### Task objective
Please pull out every line that includes the string "mmol".

* Start Data rows *

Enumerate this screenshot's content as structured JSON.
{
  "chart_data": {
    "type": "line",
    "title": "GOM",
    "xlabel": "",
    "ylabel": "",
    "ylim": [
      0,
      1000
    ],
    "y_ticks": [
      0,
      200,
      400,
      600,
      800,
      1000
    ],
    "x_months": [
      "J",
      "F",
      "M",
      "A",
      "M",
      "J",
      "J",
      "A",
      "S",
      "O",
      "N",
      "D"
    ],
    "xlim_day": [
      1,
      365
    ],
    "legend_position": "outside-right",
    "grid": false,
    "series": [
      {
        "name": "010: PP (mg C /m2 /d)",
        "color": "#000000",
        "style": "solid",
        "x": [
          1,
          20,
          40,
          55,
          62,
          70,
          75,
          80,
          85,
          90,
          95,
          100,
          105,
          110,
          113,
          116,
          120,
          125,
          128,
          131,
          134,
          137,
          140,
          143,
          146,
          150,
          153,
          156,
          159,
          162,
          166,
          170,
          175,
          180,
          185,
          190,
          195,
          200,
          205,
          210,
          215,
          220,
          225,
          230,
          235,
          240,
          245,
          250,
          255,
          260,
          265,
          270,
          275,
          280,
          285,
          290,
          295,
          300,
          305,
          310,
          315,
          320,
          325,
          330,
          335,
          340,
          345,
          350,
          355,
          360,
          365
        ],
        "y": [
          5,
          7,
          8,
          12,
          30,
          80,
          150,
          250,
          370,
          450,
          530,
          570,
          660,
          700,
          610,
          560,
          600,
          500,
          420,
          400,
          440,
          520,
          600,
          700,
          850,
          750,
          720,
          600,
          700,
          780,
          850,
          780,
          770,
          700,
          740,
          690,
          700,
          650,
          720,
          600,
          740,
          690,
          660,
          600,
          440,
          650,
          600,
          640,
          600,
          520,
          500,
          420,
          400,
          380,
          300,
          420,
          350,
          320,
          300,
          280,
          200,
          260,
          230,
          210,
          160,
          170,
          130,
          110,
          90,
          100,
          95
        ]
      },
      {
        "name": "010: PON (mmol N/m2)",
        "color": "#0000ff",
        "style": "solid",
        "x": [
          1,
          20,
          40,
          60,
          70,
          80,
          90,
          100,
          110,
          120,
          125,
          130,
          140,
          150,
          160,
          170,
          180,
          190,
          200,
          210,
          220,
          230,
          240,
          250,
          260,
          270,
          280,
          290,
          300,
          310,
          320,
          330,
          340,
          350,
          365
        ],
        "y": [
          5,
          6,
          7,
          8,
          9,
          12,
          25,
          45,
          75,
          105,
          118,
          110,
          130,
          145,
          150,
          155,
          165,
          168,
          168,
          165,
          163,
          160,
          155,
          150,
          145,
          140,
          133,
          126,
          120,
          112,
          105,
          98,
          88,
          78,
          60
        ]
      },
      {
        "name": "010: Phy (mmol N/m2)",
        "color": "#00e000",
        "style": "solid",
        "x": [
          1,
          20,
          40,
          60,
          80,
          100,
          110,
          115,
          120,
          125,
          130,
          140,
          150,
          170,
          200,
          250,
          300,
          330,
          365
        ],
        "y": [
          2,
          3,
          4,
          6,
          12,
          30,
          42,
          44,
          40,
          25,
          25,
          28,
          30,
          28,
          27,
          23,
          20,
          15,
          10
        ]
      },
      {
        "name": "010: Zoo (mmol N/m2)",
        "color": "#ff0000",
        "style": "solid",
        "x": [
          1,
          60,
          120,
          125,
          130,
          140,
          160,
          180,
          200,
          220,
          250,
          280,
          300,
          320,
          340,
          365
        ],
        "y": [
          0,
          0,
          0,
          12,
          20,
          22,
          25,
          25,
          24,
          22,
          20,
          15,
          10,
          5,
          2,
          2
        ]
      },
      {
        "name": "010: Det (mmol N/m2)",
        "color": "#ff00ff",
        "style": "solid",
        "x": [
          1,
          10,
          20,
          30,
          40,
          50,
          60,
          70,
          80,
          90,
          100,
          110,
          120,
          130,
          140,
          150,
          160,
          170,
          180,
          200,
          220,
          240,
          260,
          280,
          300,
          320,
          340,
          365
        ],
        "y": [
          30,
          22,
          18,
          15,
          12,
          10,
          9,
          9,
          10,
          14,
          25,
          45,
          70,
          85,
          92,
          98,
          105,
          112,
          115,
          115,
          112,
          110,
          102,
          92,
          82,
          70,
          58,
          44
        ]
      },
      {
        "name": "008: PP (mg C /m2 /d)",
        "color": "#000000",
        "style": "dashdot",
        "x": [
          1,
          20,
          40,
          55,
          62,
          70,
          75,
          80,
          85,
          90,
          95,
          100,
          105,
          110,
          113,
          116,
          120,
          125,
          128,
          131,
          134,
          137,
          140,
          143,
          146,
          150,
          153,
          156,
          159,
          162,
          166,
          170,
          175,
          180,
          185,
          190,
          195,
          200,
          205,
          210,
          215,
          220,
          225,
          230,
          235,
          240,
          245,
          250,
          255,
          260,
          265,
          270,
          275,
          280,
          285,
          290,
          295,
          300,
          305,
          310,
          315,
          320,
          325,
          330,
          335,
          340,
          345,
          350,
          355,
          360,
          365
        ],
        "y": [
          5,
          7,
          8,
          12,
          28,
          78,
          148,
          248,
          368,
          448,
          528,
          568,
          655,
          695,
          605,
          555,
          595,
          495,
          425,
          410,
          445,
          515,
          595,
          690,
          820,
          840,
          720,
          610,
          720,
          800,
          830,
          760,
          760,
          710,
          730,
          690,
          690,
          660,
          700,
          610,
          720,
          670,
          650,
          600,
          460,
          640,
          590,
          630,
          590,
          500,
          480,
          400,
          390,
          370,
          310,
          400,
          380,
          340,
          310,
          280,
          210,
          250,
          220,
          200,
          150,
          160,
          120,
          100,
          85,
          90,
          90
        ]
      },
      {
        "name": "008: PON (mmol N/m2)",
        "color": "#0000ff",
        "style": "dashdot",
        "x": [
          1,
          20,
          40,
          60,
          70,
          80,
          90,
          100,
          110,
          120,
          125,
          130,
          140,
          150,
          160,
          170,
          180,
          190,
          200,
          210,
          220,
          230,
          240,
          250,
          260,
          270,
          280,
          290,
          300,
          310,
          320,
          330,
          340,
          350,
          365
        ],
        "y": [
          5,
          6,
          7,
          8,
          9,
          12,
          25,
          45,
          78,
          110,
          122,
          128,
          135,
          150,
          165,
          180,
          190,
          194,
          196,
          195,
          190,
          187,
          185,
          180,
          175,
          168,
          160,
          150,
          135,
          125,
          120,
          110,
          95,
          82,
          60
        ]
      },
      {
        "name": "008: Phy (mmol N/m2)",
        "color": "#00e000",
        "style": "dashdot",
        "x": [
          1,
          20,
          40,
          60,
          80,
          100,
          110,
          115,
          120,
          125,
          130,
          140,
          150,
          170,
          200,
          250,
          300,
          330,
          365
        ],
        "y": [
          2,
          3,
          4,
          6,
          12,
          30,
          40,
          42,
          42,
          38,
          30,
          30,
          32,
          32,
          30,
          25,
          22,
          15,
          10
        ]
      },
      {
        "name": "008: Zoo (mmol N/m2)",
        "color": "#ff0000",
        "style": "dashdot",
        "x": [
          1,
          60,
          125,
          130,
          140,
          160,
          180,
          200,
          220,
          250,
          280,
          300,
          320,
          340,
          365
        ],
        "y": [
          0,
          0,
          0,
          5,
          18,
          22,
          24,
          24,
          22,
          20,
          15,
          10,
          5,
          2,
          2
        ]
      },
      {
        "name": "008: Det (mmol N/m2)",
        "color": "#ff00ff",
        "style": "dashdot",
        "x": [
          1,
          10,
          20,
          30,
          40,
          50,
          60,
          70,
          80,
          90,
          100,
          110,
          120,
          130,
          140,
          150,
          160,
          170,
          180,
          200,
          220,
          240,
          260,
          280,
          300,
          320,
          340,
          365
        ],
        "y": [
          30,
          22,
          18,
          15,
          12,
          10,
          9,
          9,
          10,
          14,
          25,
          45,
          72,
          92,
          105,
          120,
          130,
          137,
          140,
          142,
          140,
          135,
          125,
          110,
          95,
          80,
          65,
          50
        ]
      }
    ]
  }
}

* End Data rows *

### Response to the exercise
        "name": "010: PON (mmol N/m2)",
        "name": "010: Phy (mmol N/m2)",
        "name": "010: Zoo (mmol N/m2)",
        "name": "010: Det (mmol N/m2)",
        "name": "008: PON (mmol N/m2)",
        "name": "008: Phy (mmol N/m2)",
        "name": "008: Zoo (mmol N/m2)",
        "name": "008: Det (mmol N/m2)",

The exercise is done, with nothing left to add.